>> START

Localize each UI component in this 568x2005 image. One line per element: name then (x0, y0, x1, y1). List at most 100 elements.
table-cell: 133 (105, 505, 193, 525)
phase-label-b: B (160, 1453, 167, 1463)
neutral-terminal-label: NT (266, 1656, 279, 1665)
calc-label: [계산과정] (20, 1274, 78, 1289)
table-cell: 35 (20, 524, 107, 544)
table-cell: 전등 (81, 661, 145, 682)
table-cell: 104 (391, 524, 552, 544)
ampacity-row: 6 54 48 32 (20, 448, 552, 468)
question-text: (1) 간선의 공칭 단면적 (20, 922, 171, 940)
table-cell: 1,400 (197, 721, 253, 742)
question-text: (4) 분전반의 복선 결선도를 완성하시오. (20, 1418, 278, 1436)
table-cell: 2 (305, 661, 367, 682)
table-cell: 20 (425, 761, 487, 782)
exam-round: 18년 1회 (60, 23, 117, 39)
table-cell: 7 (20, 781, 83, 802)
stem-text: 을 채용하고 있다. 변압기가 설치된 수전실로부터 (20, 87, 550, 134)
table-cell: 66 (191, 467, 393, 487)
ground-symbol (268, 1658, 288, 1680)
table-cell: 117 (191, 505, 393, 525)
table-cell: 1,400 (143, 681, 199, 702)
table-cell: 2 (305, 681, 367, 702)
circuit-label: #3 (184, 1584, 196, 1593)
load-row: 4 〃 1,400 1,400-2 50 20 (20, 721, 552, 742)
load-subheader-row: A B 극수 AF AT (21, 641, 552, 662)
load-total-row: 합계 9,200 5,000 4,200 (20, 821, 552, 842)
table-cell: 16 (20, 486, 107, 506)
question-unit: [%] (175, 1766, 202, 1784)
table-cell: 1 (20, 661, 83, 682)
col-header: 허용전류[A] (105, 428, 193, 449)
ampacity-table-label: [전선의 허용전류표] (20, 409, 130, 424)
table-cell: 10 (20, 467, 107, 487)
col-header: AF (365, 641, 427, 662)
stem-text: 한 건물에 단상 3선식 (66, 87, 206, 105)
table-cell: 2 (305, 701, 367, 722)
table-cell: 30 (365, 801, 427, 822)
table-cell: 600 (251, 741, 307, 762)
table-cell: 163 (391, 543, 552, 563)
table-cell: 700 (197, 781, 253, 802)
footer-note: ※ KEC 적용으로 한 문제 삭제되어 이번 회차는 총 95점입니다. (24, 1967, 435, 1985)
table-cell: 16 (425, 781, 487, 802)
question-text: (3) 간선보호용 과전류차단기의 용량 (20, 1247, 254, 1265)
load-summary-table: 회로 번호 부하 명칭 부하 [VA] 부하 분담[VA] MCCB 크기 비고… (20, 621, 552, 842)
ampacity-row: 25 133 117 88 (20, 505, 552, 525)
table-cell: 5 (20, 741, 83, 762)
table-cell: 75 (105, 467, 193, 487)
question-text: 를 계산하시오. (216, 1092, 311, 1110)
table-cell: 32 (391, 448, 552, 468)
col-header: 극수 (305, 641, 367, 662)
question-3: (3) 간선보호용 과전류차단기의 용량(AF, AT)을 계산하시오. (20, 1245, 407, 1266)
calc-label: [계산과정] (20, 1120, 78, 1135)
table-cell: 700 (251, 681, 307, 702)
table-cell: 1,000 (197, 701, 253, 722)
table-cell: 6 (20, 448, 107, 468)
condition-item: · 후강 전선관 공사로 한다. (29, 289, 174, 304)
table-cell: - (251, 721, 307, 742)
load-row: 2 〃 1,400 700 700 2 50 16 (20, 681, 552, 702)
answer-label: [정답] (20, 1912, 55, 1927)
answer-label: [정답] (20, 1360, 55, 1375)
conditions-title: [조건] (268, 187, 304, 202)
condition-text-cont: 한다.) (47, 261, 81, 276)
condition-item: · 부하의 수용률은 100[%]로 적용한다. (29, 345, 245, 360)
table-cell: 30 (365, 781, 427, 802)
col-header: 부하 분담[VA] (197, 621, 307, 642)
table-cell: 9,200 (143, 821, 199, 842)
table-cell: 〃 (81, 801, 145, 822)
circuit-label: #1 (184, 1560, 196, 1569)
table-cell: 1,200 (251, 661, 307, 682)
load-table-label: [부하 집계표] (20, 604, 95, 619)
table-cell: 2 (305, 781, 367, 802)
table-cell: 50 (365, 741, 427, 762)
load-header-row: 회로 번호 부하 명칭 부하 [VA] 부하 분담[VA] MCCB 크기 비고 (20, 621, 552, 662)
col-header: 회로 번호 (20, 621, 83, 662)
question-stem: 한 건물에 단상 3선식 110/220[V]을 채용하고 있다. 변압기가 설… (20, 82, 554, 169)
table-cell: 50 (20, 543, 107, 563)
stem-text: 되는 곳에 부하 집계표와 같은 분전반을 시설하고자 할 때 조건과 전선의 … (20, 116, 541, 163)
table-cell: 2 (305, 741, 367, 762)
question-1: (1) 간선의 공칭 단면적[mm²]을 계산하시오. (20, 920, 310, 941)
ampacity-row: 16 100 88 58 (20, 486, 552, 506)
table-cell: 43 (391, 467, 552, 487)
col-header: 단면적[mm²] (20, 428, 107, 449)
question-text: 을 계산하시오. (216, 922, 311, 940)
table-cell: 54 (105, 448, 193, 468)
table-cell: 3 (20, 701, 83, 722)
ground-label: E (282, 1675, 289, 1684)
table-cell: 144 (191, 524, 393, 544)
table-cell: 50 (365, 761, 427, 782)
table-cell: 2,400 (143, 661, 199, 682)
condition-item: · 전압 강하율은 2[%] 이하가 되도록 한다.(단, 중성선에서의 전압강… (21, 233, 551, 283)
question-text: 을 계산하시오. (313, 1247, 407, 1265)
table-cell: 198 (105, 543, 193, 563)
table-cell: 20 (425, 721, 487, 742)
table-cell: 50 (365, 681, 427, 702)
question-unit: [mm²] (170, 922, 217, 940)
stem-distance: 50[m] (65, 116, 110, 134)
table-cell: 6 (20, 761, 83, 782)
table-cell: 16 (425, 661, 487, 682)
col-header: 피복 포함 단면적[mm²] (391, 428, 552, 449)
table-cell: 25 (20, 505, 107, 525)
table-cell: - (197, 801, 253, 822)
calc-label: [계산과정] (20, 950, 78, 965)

>> END

● **EXERCISE INSTRUCTIONS**
Can you transcribe every line of the items above, character for character, without changing anything?

● **TASK ANSWER**
Localize each UI component in this 568x2005 image. One line per element: name then (x0, y0, x1, y1). List at most 100 elements.
table-cell: 133 (105, 505, 193, 525)
phase-label-b: B (160, 1453, 167, 1463)
neutral-terminal-label: NT (266, 1656, 279, 1665)
calc-label: [계산과정] (20, 1274, 78, 1289)
table-cell: 35 (20, 524, 107, 544)
table-cell: 전등 (81, 661, 145, 682)
table-cell: 104 (391, 524, 552, 544)
ampacity-row: 6 54 48 32 (20, 448, 552, 468)
question-text: (1) 간선의 공칭 단면적 (20, 922, 171, 940)
table-cell: 1,400 (197, 721, 253, 742)
question-text: (4) 분전반의 복선 결선도를 완성하시오. (20, 1418, 278, 1436)
table-cell: 2 (305, 661, 367, 682)
table-cell: 20 (425, 761, 487, 782)
exam-round: 18년 1회 (60, 23, 117, 39)
table-cell: 7 (20, 781, 83, 802)
stem-text: 을 채용하고 있다. 변압기가 설치된 수전실로부터 (20, 87, 550, 134)
table-cell: 66 (191, 467, 393, 487)
ground-symbol (268, 1658, 288, 1680)
table-cell: 117 (191, 505, 393, 525)
table-cell: 1,400 (143, 681, 199, 702)
table-cell: 2 (305, 681, 367, 702)
circuit-label: #3 (184, 1584, 196, 1593)
load-row: 4 〃 1,400 1,400-2 50 20 (20, 721, 552, 742)
load-subheader-row: A B 극수 AF AT (21, 641, 552, 662)
load-total-row: 합계 9,200 5,000 4,200 (20, 821, 552, 842)
table-cell: 16 (20, 486, 107, 506)
question-unit: [%] (175, 1766, 202, 1784)
table-cell: 1 (20, 661, 83, 682)
col-header: 허용전류[A] (105, 428, 193, 449)
ampacity-table-label: [전선의 허용전류표] (20, 409, 130, 424)
table-cell: 10 (20, 467, 107, 487)
col-header: AF (365, 641, 427, 662)
stem-text: 한 건물에 단상 3선식 (66, 87, 206, 105)
table-cell: 2 (305, 701, 367, 722)
table-cell: 30 (365, 801, 427, 822)
table-cell: 600 (251, 741, 307, 762)
table-cell: 163 (391, 543, 552, 563)
table-cell: 700 (197, 781, 253, 802)
footer-note: ※ KEC 적용으로 한 문제 삭제되어 이번 회차는 총 95점입니다. (24, 1967, 435, 1985)
table-cell: 16 (425, 781, 487, 802)
question-text: (3) 간선보호용 과전류차단기의 용량 (20, 1247, 254, 1265)
load-summary-table: 회로 번호 부하 명칭 부하 [VA] 부하 분담[VA] MCCB 크기 비고… (20, 621, 552, 842)
ampacity-row: 25 133 117 88 (20, 505, 552, 525)
table-cell: 5 (20, 741, 83, 762)
table-cell: 75 (105, 467, 193, 487)
question-text: 를 계산하시오. (216, 1092, 311, 1110)
table-cell: 32 (391, 448, 552, 468)
col-header: 극수 (305, 641, 367, 662)
question-3: (3) 간선보호용 과전류차단기의 용량(AF, AT)을 계산하시오. (20, 1245, 407, 1266)
calc-label: [계산과정] (20, 1120, 78, 1135)
table-cell: 700 (251, 681, 307, 702)
table-cell: 1,000 (197, 701, 253, 722)
table-cell: 6 (20, 448, 107, 468)
condition-item: · 후강 전선관 공사로 한다. (29, 289, 174, 304)
table-cell: - (251, 721, 307, 742)
load-row: 2 〃 1,400 700 700 2 50 16 (20, 681, 552, 702)
answer-label: [정답] (20, 1912, 55, 1927)
answer-label: [정답] (20, 1360, 55, 1375)
conditions-title: [조건] (268, 187, 304, 202)
condition-text-cont: 한다.) (47, 261, 81, 276)
condition-item: · 부하의 수용률은 100[%]로 적용한다. (29, 345, 245, 360)
table-cell: 30 (365, 781, 427, 802)
col-header: 부하 분담[VA] (197, 621, 307, 642)
table-cell: 9,200 (143, 821, 199, 842)
table-cell: 〃 (81, 801, 145, 822)
circuit-label: #1 (184, 1560, 196, 1569)
table-cell: 1,200 (251, 661, 307, 682)
load-table-label: [부하 집계표] (20, 604, 95, 619)
table-cell: 2 (305, 781, 367, 802)
table-cell: 50 (365, 741, 427, 762)
load-header-row: 회로 번호 부하 명칭 부하 [VA] 부하 분담[VA] MCCB 크기 비고 (20, 621, 552, 662)
col-header: 회로 번호 (20, 621, 83, 662)
question-stem: 한 건물에 단상 3선식 110/220[V]을 채용하고 있다. 변압기가 설… (20, 82, 554, 169)
table-cell: 50 (20, 543, 107, 563)
stem-text: 되는 곳에 부하 집계표와 같은 분전반을 시설하고자 할 때 조건과 전선의 … (20, 116, 541, 163)
table-cell: 2 (305, 741, 367, 762)
question-1: (1) 간선의 공칭 단면적[mm²]을 계산하시오. (20, 920, 310, 941)
ampacity-row: 16 100 88 58 (20, 486, 552, 506)
table-cell: 43 (391, 467, 552, 487)
col-header: 단면적[mm²] (20, 428, 107, 449)
question-text: 을 계산하시오. (216, 922, 311, 940)
table-cell: 54 (105, 448, 193, 468)
table-cell: 3 (20, 701, 83, 722)
ground-label: E (282, 1675, 289, 1684)
table-cell: 144 (191, 524, 393, 544)
table-cell: 50 (365, 761, 427, 782)
table-cell: 2,400 (143, 661, 199, 682)
condition-item: · 전압 강하율은 2[%] 이하가 되도록 한다.(단, 중성선에서의 전압강… (21, 233, 551, 283)
question-text: 을 계산하시오. (313, 1247, 407, 1265)
table-cell: 198 (105, 543, 193, 563)
table-cell: 20 (425, 721, 487, 742)
table-cell: 50 (365, 681, 427, 702)
question-unit: [mm²] (170, 922, 217, 940)
stem-distance: 50[m] (65, 116, 110, 134)
table-cell: 6 (20, 761, 83, 782)
table-cell: 16 (425, 661, 487, 682)
col-header: 피복 포함 단면적[mm²] (391, 428, 552, 449)
table-cell: 25 (20, 505, 107, 525)
table-cell: - (197, 801, 253, 822)
calc-label: [계산과정] (20, 950, 78, 965)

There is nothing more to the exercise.